[Begin TASK INPUTS]

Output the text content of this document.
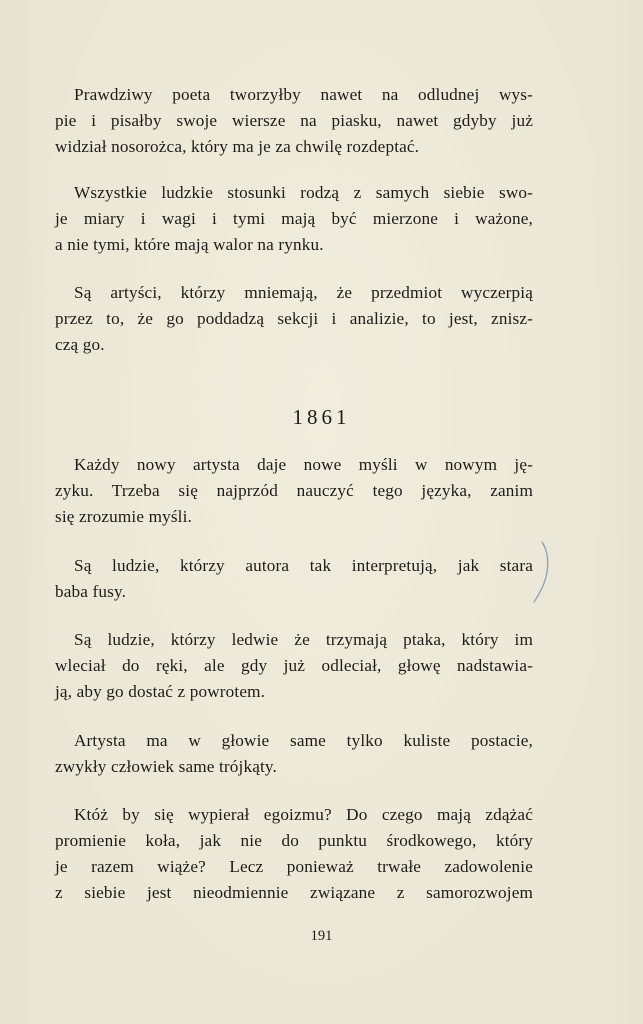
Prawdziwy poeta tworzyłby nawet na odludnej wys-
pie i pisałby swoje wiersze na piasku, nawet gdyby już
widział nosorożca, który ma je za chwilę rozdeptać.
Wszystkie ludzkie stosunki rodzą z samych siebie swo-
je miary i wagi i tymi mają być mierzone i ważone,
a nie tymi, które mają walor na rynku.
Są artyści, którzy mniemają, że przedmiot wyczerpią
przez to, że go poddadzą sekcji i analizie, to jest, znisz-
czą go.
1861
Każdy nowy artysta daje nowe myśli w nowym ję-
zyku. Trzeba się najprzód nauczyć tego języka, zanim
się zrozumie myśli.
Są ludzie, którzy autora tak interpretują, jak stara
baba fusy.
Są ludzie, którzy ledwie że trzymają ptaka, który im
wleciał do ręki, ale gdy już odleciał, głowę nadstawia-
ją, aby go dostać z powrotem.
Artysta ma w głowie same tylko kuliste postacie,
zwykły człowiek same trójkąty.
Któż by się wypierał egoizmu? Do czego mają zdążać
promienie koła, jak nie do punktu środkowego, który
je razem wiąże? Lecz ponieważ trwałe zadowolenie
z siebie jest nieodmiennie związane z samorozwojem
191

[End TASK INPUTS]

_TASK DETAILS_:
Go through the entries above and pull out each line with "który" in it.

_EXERCISE RESULT_:
widział nosorożca, który ma je za chwilę rozdeptać.
Są ludzie, którzy ledwie że trzymają ptaka, który im
promienie koła, jak nie do punktu środkowego, który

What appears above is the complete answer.